Collected data:
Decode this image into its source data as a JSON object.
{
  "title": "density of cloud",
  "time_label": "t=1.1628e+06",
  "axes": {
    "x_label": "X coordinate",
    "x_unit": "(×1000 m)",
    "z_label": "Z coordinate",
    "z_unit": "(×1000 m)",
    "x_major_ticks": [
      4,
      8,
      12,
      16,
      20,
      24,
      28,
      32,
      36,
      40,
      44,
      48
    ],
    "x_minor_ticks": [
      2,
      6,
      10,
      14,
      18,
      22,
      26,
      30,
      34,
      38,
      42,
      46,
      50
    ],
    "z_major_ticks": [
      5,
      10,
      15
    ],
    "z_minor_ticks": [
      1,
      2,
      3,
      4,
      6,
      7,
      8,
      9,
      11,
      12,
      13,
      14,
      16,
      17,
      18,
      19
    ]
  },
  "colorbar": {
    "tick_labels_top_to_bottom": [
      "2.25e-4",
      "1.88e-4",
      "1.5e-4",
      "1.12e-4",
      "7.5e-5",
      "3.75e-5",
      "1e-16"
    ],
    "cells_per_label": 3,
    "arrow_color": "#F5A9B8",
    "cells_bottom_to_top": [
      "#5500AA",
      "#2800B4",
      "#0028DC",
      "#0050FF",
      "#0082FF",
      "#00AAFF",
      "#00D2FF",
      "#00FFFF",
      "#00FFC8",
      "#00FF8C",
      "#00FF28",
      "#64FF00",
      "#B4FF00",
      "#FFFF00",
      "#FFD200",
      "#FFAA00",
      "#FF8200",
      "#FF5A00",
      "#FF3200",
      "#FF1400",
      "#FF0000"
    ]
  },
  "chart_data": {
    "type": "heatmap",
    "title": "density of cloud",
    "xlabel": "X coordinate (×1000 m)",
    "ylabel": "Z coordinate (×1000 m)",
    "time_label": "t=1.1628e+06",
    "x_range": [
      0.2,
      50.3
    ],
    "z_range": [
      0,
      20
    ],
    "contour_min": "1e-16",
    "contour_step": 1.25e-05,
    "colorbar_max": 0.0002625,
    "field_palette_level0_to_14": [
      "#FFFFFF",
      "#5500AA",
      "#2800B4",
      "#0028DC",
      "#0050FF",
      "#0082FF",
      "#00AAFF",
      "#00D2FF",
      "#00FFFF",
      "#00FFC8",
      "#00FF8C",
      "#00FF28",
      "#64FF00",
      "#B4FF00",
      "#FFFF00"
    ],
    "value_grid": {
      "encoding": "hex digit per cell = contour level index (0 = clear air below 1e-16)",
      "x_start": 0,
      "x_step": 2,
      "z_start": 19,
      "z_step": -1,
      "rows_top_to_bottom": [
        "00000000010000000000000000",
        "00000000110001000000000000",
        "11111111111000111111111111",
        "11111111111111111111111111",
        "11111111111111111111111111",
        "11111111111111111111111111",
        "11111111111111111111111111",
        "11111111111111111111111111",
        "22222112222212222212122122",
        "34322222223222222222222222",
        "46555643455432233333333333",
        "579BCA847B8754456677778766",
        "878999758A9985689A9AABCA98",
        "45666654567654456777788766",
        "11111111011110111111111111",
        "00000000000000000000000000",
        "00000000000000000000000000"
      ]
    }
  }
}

**To be done:**
Reproduce the material above, every line of it, exactly.

**The answer:**
Decode this image into its source data as a JSON object.
{
  "title": "density of cloud",
  "time_label": "t=1.1628e+06",
  "axes": {
    "x_label": "X coordinate",
    "x_unit": "(×1000 m)",
    "z_label": "Z coordinate",
    "z_unit": "(×1000 m)",
    "x_major_ticks": [
      4,
      8,
      12,
      16,
      20,
      24,
      28,
      32,
      36,
      40,
      44,
      48
    ],
    "x_minor_ticks": [
      2,
      6,
      10,
      14,
      18,
      22,
      26,
      30,
      34,
      38,
      42,
      46,
      50
    ],
    "z_major_ticks": [
      5,
      10,
      15
    ],
    "z_minor_ticks": [
      1,
      2,
      3,
      4,
      6,
      7,
      8,
      9,
      11,
      12,
      13,
      14,
      16,
      17,
      18,
      19
    ]
  },
  "colorbar": {
    "tick_labels_top_to_bottom": [
      "2.25e-4",
      "1.88e-4",
      "1.5e-4",
      "1.12e-4",
      "7.5e-5",
      "3.75e-5",
      "1e-16"
    ],
    "cells_per_label": 3,
    "arrow_color": "#F5A9B8",
    "cells_bottom_to_top": [
      "#5500AA",
      "#2800B4",
      "#0028DC",
      "#0050FF",
      "#0082FF",
      "#00AAFF",
      "#00D2FF",
      "#00FFFF",
      "#00FFC8",
      "#00FF8C",
      "#00FF28",
      "#64FF00",
      "#B4FF00",
      "#FFFF00",
      "#FFD200",
      "#FFAA00",
      "#FF8200",
      "#FF5A00",
      "#FF3200",
      "#FF1400",
      "#FF0000"
    ]
  },
  "chart_data": {
    "type": "heatmap",
    "title": "density of cloud",
    "xlabel": "X coordinate (×1000 m)",
    "ylabel": "Z coordinate (×1000 m)",
    "time_label": "t=1.1628e+06",
    "x_range": [
      0.2,
      50.3
    ],
    "z_range": [
      0,
      20
    ],
    "contour_min": "1e-16",
    "contour_step": 1.25e-05,
    "colorbar_max": 0.0002625,
    "field_palette_level0_to_14": [
      "#FFFFFF",
      "#5500AA",
      "#2800B4",
      "#0028DC",
      "#0050FF",
      "#0082FF",
      "#00AAFF",
      "#00D2FF",
      "#00FFFF",
      "#00FFC8",
      "#00FF8C",
      "#00FF28",
      "#64FF00",
      "#B4FF00",
      "#FFFF00"
    ],
    "value_grid": {
      "encoding": "hex digit per cell = contour level index (0 = clear air below 1e-16)",
      "x_start": 0,
      "x_step": 2,
      "z_start": 19,
      "z_step": -1,
      "rows_top_to_bottom": [
        "00000000010000000000000000",
        "00000000110001000000000000",
        "11111111111000111111111111",
        "11111111111111111111111111",
        "11111111111111111111111111",
        "11111111111111111111111111",
        "11111111111111111111111111",
        "11111111111111111111111111",
        "22222112222212222212122122",
        "34322222223222222222222222",
        "46555643455432233333333333",
        "579BCA847B8754456677778766",
        "878999758A9985689A9AABCA98",
        "45666654567654456777788766",
        "11111111011110111111111111",
        "00000000000000000000000000",
        "00000000000000000000000000"
      ]
    }
  }
}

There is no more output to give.